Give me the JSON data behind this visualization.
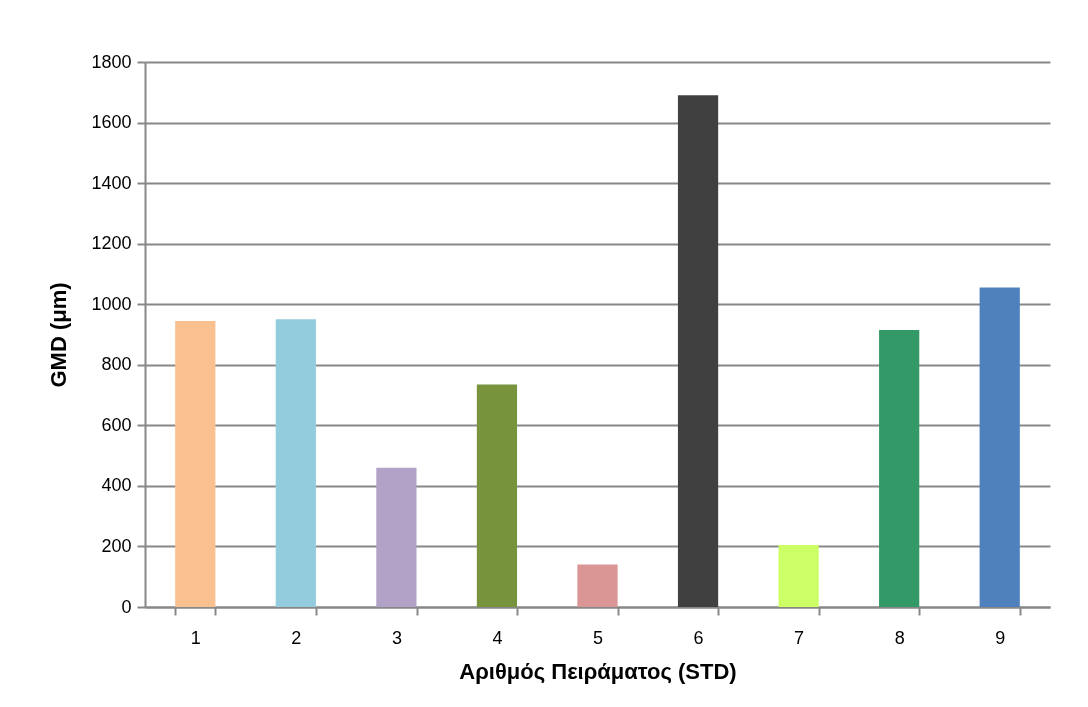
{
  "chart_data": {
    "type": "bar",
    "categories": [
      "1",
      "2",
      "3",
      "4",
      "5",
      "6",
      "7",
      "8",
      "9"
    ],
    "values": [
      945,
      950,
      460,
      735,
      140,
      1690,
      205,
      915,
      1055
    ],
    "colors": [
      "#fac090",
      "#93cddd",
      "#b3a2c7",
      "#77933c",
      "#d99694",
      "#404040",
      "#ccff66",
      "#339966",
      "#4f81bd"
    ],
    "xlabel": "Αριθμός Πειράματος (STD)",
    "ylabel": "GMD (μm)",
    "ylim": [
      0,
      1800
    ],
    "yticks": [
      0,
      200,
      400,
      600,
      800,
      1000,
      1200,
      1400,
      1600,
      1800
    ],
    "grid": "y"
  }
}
-- -- --
> **EXERCISE DETAILS**
Retype all entries exactly as they appear, dropping the images.

> **EXERCISE SOLUTION**
Give me the JSON data behind this visualization.
{
  "chart_data": {
    "type": "bar",
    "categories": [
      "1",
      "2",
      "3",
      "4",
      "5",
      "6",
      "7",
      "8",
      "9"
    ],
    "values": [
      945,
      950,
      460,
      735,
      140,
      1690,
      205,
      915,
      1055
    ],
    "colors": [
      "#fac090",
      "#93cddd",
      "#b3a2c7",
      "#77933c",
      "#d99694",
      "#404040",
      "#ccff66",
      "#339966",
      "#4f81bd"
    ],
    "xlabel": "Αριθμός Πειράματος (STD)",
    "ylabel": "GMD (μm)",
    "ylim": [
      0,
      1800
    ],
    "yticks": [
      0,
      200,
      400,
      600,
      800,
      1000,
      1200,
      1400,
      1600,
      1800
    ],
    "grid": "y"
  }
}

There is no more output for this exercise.